**Direction:**
From the listing below, pull out all lines with "partie" in them.

**Given records:**
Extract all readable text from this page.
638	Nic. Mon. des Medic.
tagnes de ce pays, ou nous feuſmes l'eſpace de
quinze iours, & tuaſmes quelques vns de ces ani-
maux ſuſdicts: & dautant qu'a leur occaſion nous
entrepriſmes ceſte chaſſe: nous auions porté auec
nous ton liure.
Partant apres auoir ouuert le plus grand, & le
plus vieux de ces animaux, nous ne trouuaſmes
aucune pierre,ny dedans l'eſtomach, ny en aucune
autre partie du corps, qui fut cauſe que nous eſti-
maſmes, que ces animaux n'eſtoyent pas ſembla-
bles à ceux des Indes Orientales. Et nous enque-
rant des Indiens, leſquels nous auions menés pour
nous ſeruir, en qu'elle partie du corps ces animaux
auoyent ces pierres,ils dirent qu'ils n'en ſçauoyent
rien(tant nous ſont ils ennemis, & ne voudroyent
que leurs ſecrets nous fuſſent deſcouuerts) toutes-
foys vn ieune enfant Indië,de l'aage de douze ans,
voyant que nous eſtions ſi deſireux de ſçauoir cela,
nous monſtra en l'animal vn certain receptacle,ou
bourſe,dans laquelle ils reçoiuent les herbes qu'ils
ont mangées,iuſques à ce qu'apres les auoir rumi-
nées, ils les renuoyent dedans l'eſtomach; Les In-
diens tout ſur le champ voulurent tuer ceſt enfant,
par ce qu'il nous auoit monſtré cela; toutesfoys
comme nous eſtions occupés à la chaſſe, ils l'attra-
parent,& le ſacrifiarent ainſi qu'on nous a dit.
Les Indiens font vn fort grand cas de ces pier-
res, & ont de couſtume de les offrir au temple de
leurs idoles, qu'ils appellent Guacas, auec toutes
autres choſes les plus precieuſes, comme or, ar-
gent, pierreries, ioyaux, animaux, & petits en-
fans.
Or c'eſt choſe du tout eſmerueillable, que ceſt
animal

**Worked answer:**
autre partie du corps, qui fut cauſe que nous eſti-
nous ſeruir, en qu'elle partie du corps ces animaux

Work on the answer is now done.